------ The records ------

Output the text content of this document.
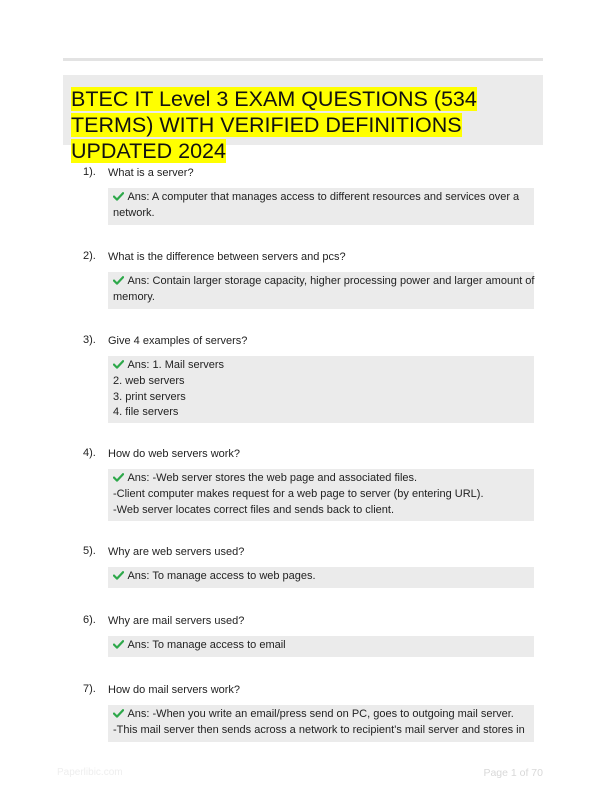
BTEC IT Level 3 EXAM QUESTIONS (534 TERMS) WITH VERIFIED DEFINITIONS UPDATED 2024
1). What is a server?
Ans: A computer that manages access to different resources and services over a
network.
2). What is the difference between servers and pcs?
Ans: Contain larger storage capacity, higher processing power and larger amount of
memory.
3). Give 4 examples of servers?
Ans: 1. Mail servers
2. web servers
3. print servers
4. file servers
4). How do web servers work?
Ans: -Web server stores the web page and associated files.
-Client computer makes request for a web page to server (by entering URL).
-Web server locates correct files and sends back to client.
5). Why are web servers used?
Ans: To manage access to web pages.
6). Why are mail servers used?
Ans: To manage access to email
7). How do mail servers work?
Ans: -When you write an email/press send on PC, goes to outgoing mail server.
-This mail server then sends across a network to recipient's mail server and stores in
Paperlibic.com	Page 1 of 70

------

#### Aim:
Repeat the material exactly as it reads, without any of its pictures.

#### Result:
Output the text content of this document.
BTEC IT Level 3 EXAM QUESTIONS (534 TERMS) WITH VERIFIED DEFINITIONS UPDATED 2024
1). What is a server?
Ans: A computer that manages access to different resources and services over a
network.
2). What is the difference between servers and pcs?
Ans: Contain larger storage capacity, higher processing power and larger amount of
memory.
3). Give 4 examples of servers?
Ans: 1. Mail servers
2. web servers
3. print servers
4. file servers
4). How do web servers work?
Ans: -Web server stores the web page and associated files.
-Client computer makes request for a web page to server (by entering URL).
-Web server locates correct files and sends back to client.
5). Why are web servers used?
Ans: To manage access to web pages.
6). Why are mail servers used?
Ans: To manage access to email
7). How do mail servers work?
Ans: -When you write an email/press send on PC, goes to outgoing mail server.
-This mail server then sends across a network to recipient's mail server and stores in
Paperlibic.com	Page 1 of 70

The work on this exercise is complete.